> **Entries supplied**:

## Start

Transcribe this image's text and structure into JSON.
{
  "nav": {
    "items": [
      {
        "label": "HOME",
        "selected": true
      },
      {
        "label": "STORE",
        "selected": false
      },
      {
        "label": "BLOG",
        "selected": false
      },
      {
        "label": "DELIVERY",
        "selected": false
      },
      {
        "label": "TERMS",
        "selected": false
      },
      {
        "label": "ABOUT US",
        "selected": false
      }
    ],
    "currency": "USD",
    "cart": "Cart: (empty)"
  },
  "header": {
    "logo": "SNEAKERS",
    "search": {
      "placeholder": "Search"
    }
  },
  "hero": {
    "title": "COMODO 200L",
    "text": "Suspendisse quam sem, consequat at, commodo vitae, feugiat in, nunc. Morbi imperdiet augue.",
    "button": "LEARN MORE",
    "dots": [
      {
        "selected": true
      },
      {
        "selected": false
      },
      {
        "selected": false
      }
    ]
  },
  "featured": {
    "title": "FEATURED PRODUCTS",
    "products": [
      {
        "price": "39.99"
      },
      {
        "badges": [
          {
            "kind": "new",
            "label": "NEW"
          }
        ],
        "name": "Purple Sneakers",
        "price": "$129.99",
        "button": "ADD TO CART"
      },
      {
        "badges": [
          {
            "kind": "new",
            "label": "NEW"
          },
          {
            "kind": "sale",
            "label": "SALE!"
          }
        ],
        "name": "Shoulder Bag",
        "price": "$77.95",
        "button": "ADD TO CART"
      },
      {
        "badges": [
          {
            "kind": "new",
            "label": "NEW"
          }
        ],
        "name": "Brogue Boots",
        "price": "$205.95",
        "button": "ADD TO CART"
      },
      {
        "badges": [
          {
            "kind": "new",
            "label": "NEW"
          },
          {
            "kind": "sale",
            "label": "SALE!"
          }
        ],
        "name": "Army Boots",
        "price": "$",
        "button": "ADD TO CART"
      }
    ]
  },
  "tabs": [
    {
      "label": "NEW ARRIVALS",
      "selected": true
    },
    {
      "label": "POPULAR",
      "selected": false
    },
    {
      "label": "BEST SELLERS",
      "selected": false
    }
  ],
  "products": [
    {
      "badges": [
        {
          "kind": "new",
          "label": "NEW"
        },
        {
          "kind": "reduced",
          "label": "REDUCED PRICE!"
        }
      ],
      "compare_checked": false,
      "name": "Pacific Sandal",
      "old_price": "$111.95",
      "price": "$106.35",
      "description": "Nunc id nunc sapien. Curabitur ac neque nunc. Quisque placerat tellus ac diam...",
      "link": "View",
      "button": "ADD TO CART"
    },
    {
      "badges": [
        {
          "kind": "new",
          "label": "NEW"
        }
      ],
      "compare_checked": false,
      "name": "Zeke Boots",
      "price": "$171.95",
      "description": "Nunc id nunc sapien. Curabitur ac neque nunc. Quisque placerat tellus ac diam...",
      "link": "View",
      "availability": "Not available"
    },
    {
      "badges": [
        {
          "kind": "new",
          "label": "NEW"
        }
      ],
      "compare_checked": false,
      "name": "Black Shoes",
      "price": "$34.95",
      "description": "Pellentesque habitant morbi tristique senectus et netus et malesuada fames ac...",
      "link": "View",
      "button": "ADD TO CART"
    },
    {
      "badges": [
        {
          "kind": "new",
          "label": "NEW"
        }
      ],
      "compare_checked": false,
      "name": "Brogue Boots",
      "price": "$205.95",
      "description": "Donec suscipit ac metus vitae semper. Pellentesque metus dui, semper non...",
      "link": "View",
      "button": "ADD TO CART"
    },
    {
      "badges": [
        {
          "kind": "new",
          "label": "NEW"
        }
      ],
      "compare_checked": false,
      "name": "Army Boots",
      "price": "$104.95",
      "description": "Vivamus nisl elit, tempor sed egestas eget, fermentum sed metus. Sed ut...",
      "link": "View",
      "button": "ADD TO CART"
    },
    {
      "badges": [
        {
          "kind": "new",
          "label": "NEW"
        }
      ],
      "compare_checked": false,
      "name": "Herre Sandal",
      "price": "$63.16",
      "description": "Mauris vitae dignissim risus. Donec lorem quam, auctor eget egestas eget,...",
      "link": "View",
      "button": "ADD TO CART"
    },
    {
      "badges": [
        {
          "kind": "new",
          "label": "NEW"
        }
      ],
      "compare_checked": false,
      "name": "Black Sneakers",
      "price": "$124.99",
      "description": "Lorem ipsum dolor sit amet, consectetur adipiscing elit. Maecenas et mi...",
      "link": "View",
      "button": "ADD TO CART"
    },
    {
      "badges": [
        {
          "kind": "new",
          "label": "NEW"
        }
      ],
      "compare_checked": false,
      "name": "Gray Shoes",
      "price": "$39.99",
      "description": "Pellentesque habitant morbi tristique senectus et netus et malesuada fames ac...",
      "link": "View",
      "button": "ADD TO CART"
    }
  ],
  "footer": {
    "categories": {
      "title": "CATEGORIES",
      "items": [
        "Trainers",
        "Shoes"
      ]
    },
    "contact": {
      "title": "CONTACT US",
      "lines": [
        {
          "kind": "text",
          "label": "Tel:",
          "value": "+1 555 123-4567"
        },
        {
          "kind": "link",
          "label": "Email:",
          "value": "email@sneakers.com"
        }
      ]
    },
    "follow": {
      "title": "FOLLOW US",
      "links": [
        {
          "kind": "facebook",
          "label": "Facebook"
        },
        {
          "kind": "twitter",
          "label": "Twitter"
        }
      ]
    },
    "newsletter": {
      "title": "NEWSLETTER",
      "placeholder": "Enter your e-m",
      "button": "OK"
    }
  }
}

## End

> **What to do**:
Report each line in the data that holds the word "title".

> **Problem solution**:
    "title": "COMODO 200L",
    "title": "FEATURED PRODUCTS",
      "title": "CATEGORIES",
      "title": "CONTACT US",
      "title": "FOLLOW US",
      "title": "NEWSLETTER",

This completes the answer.